Images are not part of the copy; transcribe all the data exactly.

***** Stored rows *****

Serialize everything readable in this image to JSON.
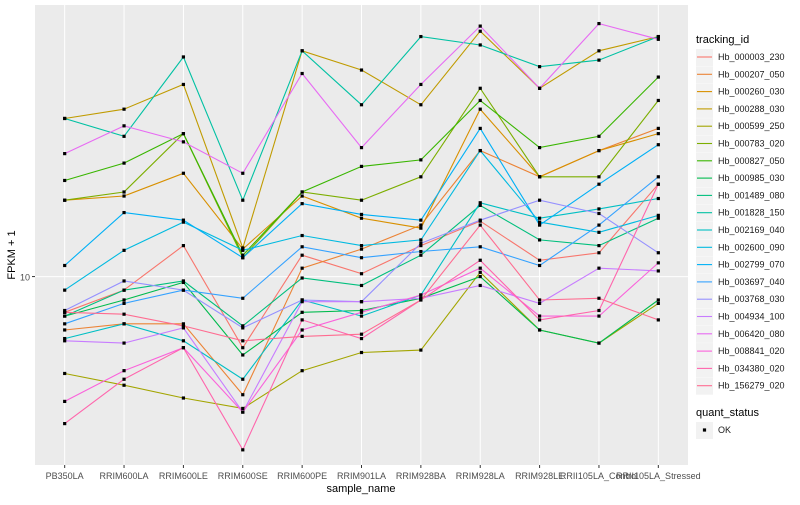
{
  "chart_data": {
    "type": "line",
    "x_label": "sample_name",
    "y_label": "FPKM + 1",
    "legend_title": "tracking_id",
    "legend2_title": "quant_status",
    "legend2_items": [
      "OK"
    ],
    "log_scale_y": true,
    "grid": true,
    "categories": [
      "PB350LA",
      "RRIM600LA",
      "RRIM600LE",
      "RRIM600SE",
      "RRIM600PE",
      "RRIM901LA",
      "RRIM928BA",
      "RRIM928LA",
      "RRIM928LE",
      "RRII105LA_Control",
      "RRII105LA_Stressed"
    ],
    "ylim": [
      2.7,
      66
    ],
    "yticks": [
      10
    ],
    "series": [
      {
        "name": "Hb_000003_230",
        "color": "#F8766D",
        "values": [
          7.8,
          9.1,
          12.4,
          6.1,
          11.6,
          10.2,
          12.4,
          14.7,
          11.2,
          11.8,
          19
        ]
      },
      {
        "name": "Hb_000207_050",
        "color": "#EB8335",
        "values": [
          6.9,
          7.2,
          7.2,
          4.4,
          10.6,
          12.1,
          14.3,
          24,
          20,
          24,
          28
        ]
      },
      {
        "name": "Hb_000260_030",
        "color": "#D89000",
        "values": [
          17,
          17.5,
          20.5,
          12.1,
          17.5,
          15,
          14,
          32,
          20,
          24,
          27
        ]
      },
      {
        "name": "Hb_000288_030",
        "color": "#C09B00",
        "values": [
          30,
          32,
          38,
          12.2,
          48,
          42,
          33,
          55,
          37,
          48,
          53
        ]
      },
      {
        "name": "Hb_000599_250",
        "color": "#A3A500",
        "values": [
          5.1,
          4.7,
          4.3,
          4.0,
          5.2,
          5.9,
          6.0,
          10.3,
          6.9,
          6.3,
          8.3
        ]
      },
      {
        "name": "Hb_000783_020",
        "color": "#7CAE00",
        "values": [
          17,
          18,
          27,
          11.4,
          18,
          17,
          20,
          37,
          20,
          20,
          34
        ]
      },
      {
        "name": "Hb_000827_050",
        "color": "#39B600",
        "values": [
          19.5,
          22,
          27,
          11.6,
          18,
          21.5,
          22.5,
          34,
          24.5,
          26.5,
          40
        ]
      },
      {
        "name": "Hb_000985_030",
        "color": "#00BB4E",
        "values": [
          7.6,
          8.5,
          9.6,
          5.8,
          7.8,
          7.9,
          8.6,
          10,
          6.9,
          6.3,
          8.5
        ]
      },
      {
        "name": "Hb_001489_080",
        "color": "#00BF7D",
        "values": [
          7.6,
          9.1,
          9.7,
          7.1,
          9.9,
          9.4,
          11.6,
          16.4,
          12.9,
          12.4,
          15
        ]
      },
      {
        "name": "Hb_001828_150",
        "color": "#00C1A3",
        "values": [
          30,
          26.5,
          46,
          17,
          48,
          33,
          53,
          50,
          43,
          45,
          53
        ]
      },
      {
        "name": "Hb_002169_040",
        "color": "#00BFC4",
        "values": [
          6.5,
          7.2,
          6.4,
          4.9,
          8.5,
          7.6,
          8.8,
          16.7,
          15,
          16,
          17.2
        ]
      },
      {
        "name": "Hb_002600_090",
        "color": "#00BAE0",
        "values": [
          9.1,
          12,
          14.6,
          12,
          13.3,
          12.4,
          12.9,
          24,
          14.6,
          13.6,
          15.3
        ]
      },
      {
        "name": "Hb_002799_070",
        "color": "#00B0F6",
        "values": [
          10.8,
          15.6,
          14.8,
          11.4,
          16.6,
          15.4,
          14.8,
          28,
          14.3,
          19,
          25
        ]
      },
      {
        "name": "Hb_003697_040",
        "color": "#35A2FF",
        "values": [
          7.2,
          8.3,
          9.1,
          8.6,
          12.3,
          11.4,
          11.9,
          12.3,
          10.8,
          14.3,
          20
        ]
      },
      {
        "name": "Hb_003768_030",
        "color": "#9590FF",
        "values": [
          7.9,
          9.7,
          9.1,
          7,
          8.5,
          8.4,
          12.6,
          14.8,
          17,
          15.5,
          11.8
        ]
      },
      {
        "name": "Hb_004934_100",
        "color": "#C77CFF",
        "values": [
          6.4,
          6.3,
          7.0,
          3.9,
          8.4,
          8.4,
          8.6,
          9.4,
          8.3,
          10.6,
          10.4
        ]
      },
      {
        "name": "Hb_006420_080",
        "color": "#E76BF3",
        "values": [
          23.5,
          28.5,
          25.5,
          20.5,
          41,
          24.5,
          38,
          57,
          37,
          58,
          52
        ]
      },
      {
        "name": "Hb_008841_020",
        "color": "#FA62DB",
        "values": [
          4.2,
          5.2,
          6.1,
          3.9,
          6.9,
          7.8,
          8.8,
          10.6,
          7.6,
          7.6,
          11
        ]
      },
      {
        "name": "Hb_034380_020",
        "color": "#FF65AC",
        "values": [
          3.6,
          4.9,
          6.1,
          3.0,
          7.4,
          6.5,
          8.5,
          11.2,
          7.4,
          7.9,
          19
        ]
      },
      {
        "name": "Hb_156279_020",
        "color": "#FF6C91",
        "values": [
          7.8,
          7.7,
          7.1,
          6.4,
          6.6,
          6.7,
          8.5,
          14.3,
          8.5,
          8.6,
          7.4
        ]
      }
    ]
  }
}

*****

### [Expected output]
Serialize everything readable in this image to JSON.
{
  "chart_data": {
    "type": "line",
    "x_label": "sample_name",
    "y_label": "FPKM + 1",
    "legend_title": "tracking_id",
    "legend2_title": "quant_status",
    "legend2_items": [
      "OK"
    ],
    "log_scale_y": true,
    "grid": true,
    "categories": [
      "PB350LA",
      "RRIM600LA",
      "RRIM600LE",
      "RRIM600SE",
      "RRIM600PE",
      "RRIM901LA",
      "RRIM928BA",
      "RRIM928LA",
      "RRIM928LE",
      "RRII105LA_Control",
      "RRII105LA_Stressed"
    ],
    "ylim": [
      2.7,
      66
    ],
    "yticks": [
      10
    ],
    "series": [
      {
        "name": "Hb_000003_230",
        "color": "#F8766D",
        "values": [
          7.8,
          9.1,
          12.4,
          6.1,
          11.6,
          10.2,
          12.4,
          14.7,
          11.2,
          11.8,
          19
        ]
      },
      {
        "name": "Hb_000207_050",
        "color": "#EB8335",
        "values": [
          6.9,
          7.2,
          7.2,
          4.4,
          10.6,
          12.1,
          14.3,
          24,
          20,
          24,
          28
        ]
      },
      {
        "name": "Hb_000260_030",
        "color": "#D89000",
        "values": [
          17,
          17.5,
          20.5,
          12.1,
          17.5,
          15,
          14,
          32,
          20,
          24,
          27
        ]
      },
      {
        "name": "Hb_000288_030",
        "color": "#C09B00",
        "values": [
          30,
          32,
          38,
          12.2,
          48,
          42,
          33,
          55,
          37,
          48,
          53
        ]
      },
      {
        "name": "Hb_000599_250",
        "color": "#A3A500",
        "values": [
          5.1,
          4.7,
          4.3,
          4.0,
          5.2,
          5.9,
          6.0,
          10.3,
          6.9,
          6.3,
          8.3
        ]
      },
      {
        "name": "Hb_000783_020",
        "color": "#7CAE00",
        "values": [
          17,
          18,
          27,
          11.4,
          18,
          17,
          20,
          37,
          20,
          20,
          34
        ]
      },
      {
        "name": "Hb_000827_050",
        "color": "#39B600",
        "values": [
          19.5,
          22,
          27,
          11.6,
          18,
          21.5,
          22.5,
          34,
          24.5,
          26.5,
          40
        ]
      },
      {
        "name": "Hb_000985_030",
        "color": "#00BB4E",
        "values": [
          7.6,
          8.5,
          9.6,
          5.8,
          7.8,
          7.9,
          8.6,
          10,
          6.9,
          6.3,
          8.5
        ]
      },
      {
        "name": "Hb_001489_080",
        "color": "#00BF7D",
        "values": [
          7.6,
          9.1,
          9.7,
          7.1,
          9.9,
          9.4,
          11.6,
          16.4,
          12.9,
          12.4,
          15
        ]
      },
      {
        "name": "Hb_001828_150",
        "color": "#00C1A3",
        "values": [
          30,
          26.5,
          46,
          17,
          48,
          33,
          53,
          50,
          43,
          45,
          53
        ]
      },
      {
        "name": "Hb_002169_040",
        "color": "#00BFC4",
        "values": [
          6.5,
          7.2,
          6.4,
          4.9,
          8.5,
          7.6,
          8.8,
          16.7,
          15,
          16,
          17.2
        ]
      },
      {
        "name": "Hb_002600_090",
        "color": "#00BAE0",
        "values": [
          9.1,
          12,
          14.6,
          12,
          13.3,
          12.4,
          12.9,
          24,
          14.6,
          13.6,
          15.3
        ]
      },
      {
        "name": "Hb_002799_070",
        "color": "#00B0F6",
        "values": [
          10.8,
          15.6,
          14.8,
          11.4,
          16.6,
          15.4,
          14.8,
          28,
          14.3,
          19,
          25
        ]
      },
      {
        "name": "Hb_003697_040",
        "color": "#35A2FF",
        "values": [
          7.2,
          8.3,
          9.1,
          8.6,
          12.3,
          11.4,
          11.9,
          12.3,
          10.8,
          14.3,
          20
        ]
      },
      {
        "name": "Hb_003768_030",
        "color": "#9590FF",
        "values": [
          7.9,
          9.7,
          9.1,
          7,
          8.5,
          8.4,
          12.6,
          14.8,
          17,
          15.5,
          11.8
        ]
      },
      {
        "name": "Hb_004934_100",
        "color": "#C77CFF",
        "values": [
          6.4,
          6.3,
          7.0,
          3.9,
          8.4,
          8.4,
          8.6,
          9.4,
          8.3,
          10.6,
          10.4
        ]
      },
      {
        "name": "Hb_006420_080",
        "color": "#E76BF3",
        "values": [
          23.5,
          28.5,
          25.5,
          20.5,
          41,
          24.5,
          38,
          57,
          37,
          58,
          52
        ]
      },
      {
        "name": "Hb_008841_020",
        "color": "#FA62DB",
        "values": [
          4.2,
          5.2,
          6.1,
          3.9,
          6.9,
          7.8,
          8.8,
          10.6,
          7.6,
          7.6,
          11
        ]
      },
      {
        "name": "Hb_034380_020",
        "color": "#FF65AC",
        "values": [
          3.6,
          4.9,
          6.1,
          3.0,
          7.4,
          6.5,
          8.5,
          11.2,
          7.4,
          7.9,
          19
        ]
      },
      {
        "name": "Hb_156279_020",
        "color": "#FF6C91",
        "values": [
          7.8,
          7.7,
          7.1,
          6.4,
          6.6,
          6.7,
          8.5,
          14.3,
          8.5,
          8.6,
          7.4
        ]
      }
    ]
  }
}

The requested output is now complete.